* [本次任务]
A. 在这篇关于路径总和与课程表的算法题解中，courses[i]的值为-1代表什么？
B. 请列出这篇关于路径总和与课程表的算法题解中，Solution类所定义的全部方法名。
C. 请从最后一句之后续写这篇关于路径总和与课程表的算法题解。

* [文档]
....................

两层递归，①先序遍历，将每个节点作为DFS的起始节点；②深度优先搜索找到和为sum的路径。

class Solution {
    public int res = 0;
    public int pathSum(TreeNode root, int sum) {
        if (root==null) return res;
        preOrder(root, sum);
        return res;
    }

    public void preOrder(TreeNode root, int sum) {
        if (root==null) return;
        preOrder(root.left, sum);
        dfs(root, sum-root.val);
        preOrder(root.right, sum);
    }

    public void dfs(TreeNode root, int sum) {
        if (sum==0) {
            res++;
        }
        if (root.left!=null) dfs(root.left, sum-root.left.val);
        if (root.right!=null) dfs(root.right, sum-root.right.val);
    }
}

图

207. 课程表

使用深度优先搜索判断图中是否存在环。courses[i]有三种状态，0为初始状态，1表示当前正在搜索这门课程，如果此次搜索再度访问到它说明存在环，返回false，-1表示该门课程搜索完毕且未发现环。

....................

* [材料]
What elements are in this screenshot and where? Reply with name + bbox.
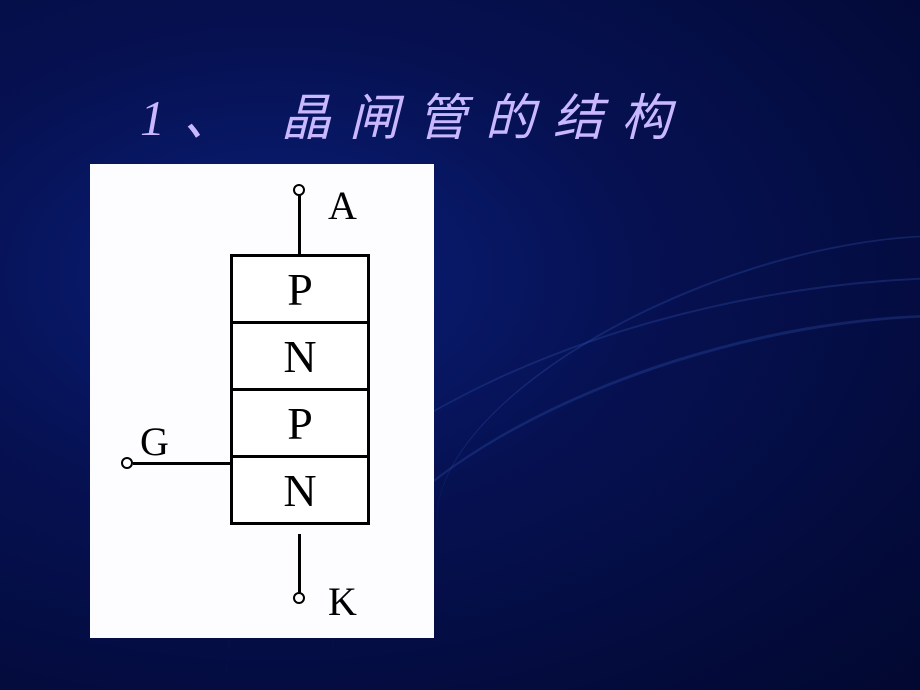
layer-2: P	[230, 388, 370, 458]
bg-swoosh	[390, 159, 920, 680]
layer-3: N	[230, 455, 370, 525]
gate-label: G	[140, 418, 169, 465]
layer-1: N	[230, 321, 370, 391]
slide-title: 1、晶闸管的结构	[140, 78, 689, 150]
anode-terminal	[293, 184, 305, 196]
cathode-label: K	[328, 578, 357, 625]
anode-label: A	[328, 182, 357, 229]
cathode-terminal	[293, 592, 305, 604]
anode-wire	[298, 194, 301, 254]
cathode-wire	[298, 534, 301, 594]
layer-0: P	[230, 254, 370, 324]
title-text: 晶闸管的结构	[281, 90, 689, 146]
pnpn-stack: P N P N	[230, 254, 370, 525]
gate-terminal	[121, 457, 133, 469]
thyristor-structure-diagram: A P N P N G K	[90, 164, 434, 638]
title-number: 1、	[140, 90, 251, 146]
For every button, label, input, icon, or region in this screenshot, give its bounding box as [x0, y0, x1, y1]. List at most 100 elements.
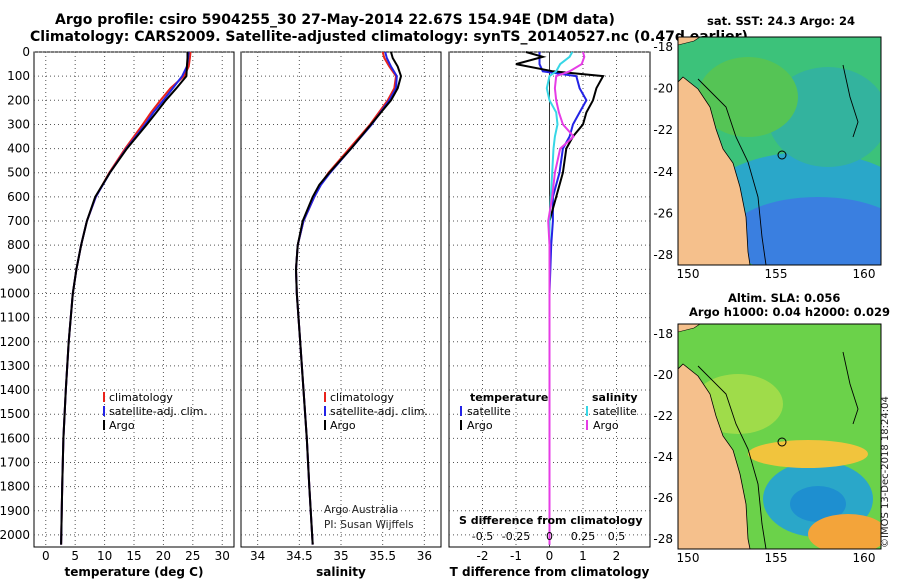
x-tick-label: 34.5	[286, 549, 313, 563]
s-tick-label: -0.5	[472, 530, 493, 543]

....................

* [按序输出]
A. 表示该门课程搜索完毕且未发现环。

B. pathSum、preOrder、dfs

C.
class Solution {
    int N;
    int[][] R;
    int[] courses;
    public boolean canFinish(int numCourses, int[][] prerequisites) {
        this.N = numCourses;
        this.R = prerequisites;
        this.courses = new int [N];
        for (int i=0; i<N; i++) {
            if (!dfs(i)) return false;
        }
        return true;
    }

    public boolean dfs(int i) {
        if (courses[i]==1) return false;
        if (courses[i]==-1) return true;
        courses[i] = 1;
        for (int[] requests: R) {
            if (requests[0]==i) {
                if (!dfs(requests[1])) return false;
            }
        }
        courses[i] = -1;
        return true;
    }
}

399. 除法求值

构造有向图，使用HashMap<String, List<Node>>存储所有节点，列表List<Node>存储与该节点相邻接的节点，同时记录它们之间的倍数关系。以每个问题的被除数作为深度优先搜索的起点，除数作为终点进行搜索，并且用一个set防止出现环。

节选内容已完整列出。